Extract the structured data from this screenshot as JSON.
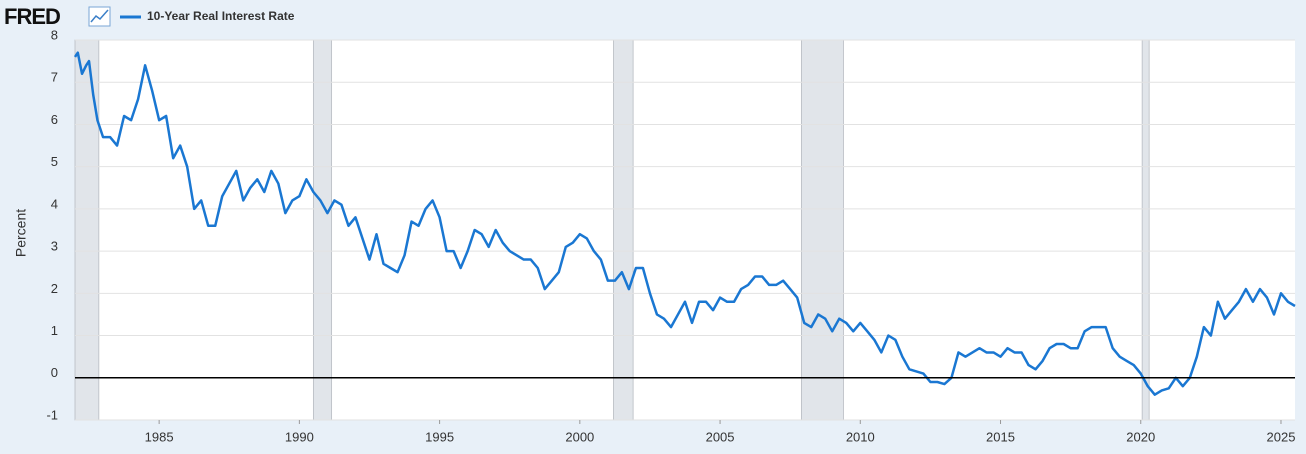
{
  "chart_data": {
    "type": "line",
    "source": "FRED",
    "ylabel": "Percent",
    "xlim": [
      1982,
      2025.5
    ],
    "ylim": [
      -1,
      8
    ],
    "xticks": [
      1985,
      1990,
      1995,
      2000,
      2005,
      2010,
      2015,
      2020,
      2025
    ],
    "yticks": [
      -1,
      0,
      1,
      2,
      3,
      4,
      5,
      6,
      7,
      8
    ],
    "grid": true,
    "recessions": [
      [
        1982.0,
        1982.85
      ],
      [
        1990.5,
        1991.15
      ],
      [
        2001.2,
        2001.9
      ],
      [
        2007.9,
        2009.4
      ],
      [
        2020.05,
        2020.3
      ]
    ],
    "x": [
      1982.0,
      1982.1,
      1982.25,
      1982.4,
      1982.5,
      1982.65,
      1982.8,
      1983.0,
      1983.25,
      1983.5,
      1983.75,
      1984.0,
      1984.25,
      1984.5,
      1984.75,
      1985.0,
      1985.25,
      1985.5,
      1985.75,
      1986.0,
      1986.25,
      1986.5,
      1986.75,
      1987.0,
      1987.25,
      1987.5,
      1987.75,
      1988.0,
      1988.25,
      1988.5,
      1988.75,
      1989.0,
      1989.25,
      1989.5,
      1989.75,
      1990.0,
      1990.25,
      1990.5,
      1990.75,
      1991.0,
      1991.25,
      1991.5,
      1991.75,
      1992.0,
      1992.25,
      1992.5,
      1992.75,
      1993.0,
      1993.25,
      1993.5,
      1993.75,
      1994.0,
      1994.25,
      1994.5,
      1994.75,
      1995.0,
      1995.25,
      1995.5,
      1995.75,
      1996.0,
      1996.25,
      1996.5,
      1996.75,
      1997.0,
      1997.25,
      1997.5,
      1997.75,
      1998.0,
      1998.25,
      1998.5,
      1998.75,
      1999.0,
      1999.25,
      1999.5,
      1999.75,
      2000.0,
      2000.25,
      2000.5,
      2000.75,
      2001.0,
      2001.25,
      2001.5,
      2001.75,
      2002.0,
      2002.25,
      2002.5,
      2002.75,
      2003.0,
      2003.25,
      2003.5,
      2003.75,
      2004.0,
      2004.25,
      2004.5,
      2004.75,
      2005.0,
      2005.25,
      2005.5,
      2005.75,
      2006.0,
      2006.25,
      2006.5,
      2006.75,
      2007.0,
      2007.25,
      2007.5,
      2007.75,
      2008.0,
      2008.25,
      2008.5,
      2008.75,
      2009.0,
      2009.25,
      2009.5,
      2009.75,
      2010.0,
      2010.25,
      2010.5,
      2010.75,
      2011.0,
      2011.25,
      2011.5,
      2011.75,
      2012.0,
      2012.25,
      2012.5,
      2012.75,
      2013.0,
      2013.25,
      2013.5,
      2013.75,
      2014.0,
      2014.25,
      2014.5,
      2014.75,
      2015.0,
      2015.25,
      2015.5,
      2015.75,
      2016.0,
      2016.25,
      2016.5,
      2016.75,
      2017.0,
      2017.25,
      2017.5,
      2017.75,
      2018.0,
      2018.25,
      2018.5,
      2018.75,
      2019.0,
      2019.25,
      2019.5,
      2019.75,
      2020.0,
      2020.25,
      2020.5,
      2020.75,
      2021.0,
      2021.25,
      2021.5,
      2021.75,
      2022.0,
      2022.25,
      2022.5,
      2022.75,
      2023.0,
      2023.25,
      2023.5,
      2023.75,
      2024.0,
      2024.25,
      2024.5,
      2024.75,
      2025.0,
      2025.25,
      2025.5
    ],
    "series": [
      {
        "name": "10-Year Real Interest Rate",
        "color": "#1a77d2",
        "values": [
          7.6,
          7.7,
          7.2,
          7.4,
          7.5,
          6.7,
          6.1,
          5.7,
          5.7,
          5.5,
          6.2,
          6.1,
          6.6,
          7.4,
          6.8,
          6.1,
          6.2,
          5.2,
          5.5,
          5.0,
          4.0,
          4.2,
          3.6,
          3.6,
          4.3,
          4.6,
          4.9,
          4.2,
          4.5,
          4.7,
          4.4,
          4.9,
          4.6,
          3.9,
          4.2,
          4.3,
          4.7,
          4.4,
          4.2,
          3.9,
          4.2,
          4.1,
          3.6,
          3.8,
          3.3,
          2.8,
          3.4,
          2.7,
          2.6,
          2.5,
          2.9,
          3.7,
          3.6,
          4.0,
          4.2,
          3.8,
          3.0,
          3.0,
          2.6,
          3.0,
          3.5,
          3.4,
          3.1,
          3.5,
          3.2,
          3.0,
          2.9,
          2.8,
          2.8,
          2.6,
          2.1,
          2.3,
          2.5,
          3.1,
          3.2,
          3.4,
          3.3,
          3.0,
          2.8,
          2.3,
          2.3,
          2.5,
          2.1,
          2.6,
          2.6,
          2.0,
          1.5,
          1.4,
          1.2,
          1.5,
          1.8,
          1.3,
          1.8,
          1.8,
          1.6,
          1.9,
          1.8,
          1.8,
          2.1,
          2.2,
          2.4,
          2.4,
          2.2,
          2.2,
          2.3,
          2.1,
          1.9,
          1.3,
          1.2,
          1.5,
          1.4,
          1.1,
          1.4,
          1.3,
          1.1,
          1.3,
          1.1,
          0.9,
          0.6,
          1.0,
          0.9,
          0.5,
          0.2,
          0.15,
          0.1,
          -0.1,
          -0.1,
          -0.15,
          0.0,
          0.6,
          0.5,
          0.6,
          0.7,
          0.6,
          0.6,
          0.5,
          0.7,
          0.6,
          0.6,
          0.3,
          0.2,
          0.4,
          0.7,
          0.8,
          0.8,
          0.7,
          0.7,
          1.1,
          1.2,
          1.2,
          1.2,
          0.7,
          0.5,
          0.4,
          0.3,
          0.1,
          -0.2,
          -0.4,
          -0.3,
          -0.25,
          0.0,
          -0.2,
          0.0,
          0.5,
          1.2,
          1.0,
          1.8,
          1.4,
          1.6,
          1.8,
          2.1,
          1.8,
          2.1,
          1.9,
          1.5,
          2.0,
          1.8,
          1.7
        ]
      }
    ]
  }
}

-*-*-

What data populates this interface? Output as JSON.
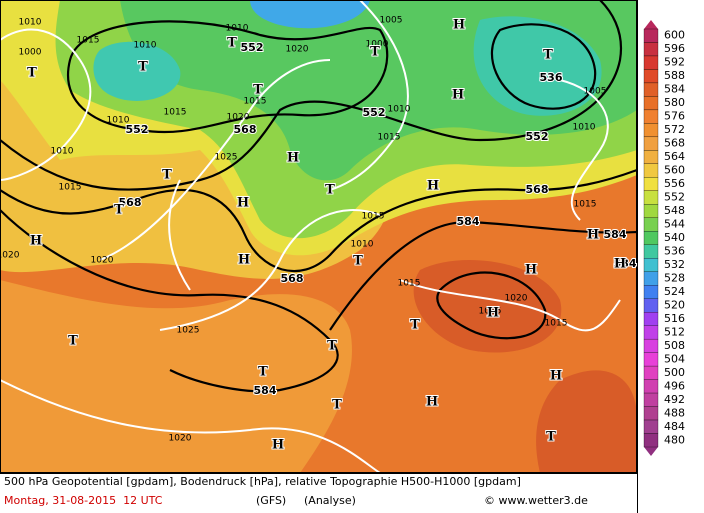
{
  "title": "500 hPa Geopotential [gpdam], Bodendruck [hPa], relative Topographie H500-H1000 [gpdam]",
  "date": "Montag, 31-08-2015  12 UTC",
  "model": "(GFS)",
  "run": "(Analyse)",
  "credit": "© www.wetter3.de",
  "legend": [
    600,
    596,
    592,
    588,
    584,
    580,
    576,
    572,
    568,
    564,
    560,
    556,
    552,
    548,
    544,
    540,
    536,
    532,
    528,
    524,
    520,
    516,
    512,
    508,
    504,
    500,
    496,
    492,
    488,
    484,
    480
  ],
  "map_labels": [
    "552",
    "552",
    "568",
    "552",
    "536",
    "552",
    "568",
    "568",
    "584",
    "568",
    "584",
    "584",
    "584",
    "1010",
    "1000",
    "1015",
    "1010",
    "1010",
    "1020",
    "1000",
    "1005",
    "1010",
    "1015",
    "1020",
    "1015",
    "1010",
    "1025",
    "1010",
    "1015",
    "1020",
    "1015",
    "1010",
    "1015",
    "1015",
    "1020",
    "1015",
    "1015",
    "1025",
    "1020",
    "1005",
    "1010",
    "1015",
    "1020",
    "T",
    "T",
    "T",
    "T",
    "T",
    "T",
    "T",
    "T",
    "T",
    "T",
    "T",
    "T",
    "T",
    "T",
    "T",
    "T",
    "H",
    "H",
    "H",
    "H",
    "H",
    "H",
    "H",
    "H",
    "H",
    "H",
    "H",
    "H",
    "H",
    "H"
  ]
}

-*-*-

__Aim of the exercise__: Gather all lines of the records that include the word "JSON".

__Correct output__:
Extract the structured data from this screenshot as JSON.
What data populates this interface? Output as JSON.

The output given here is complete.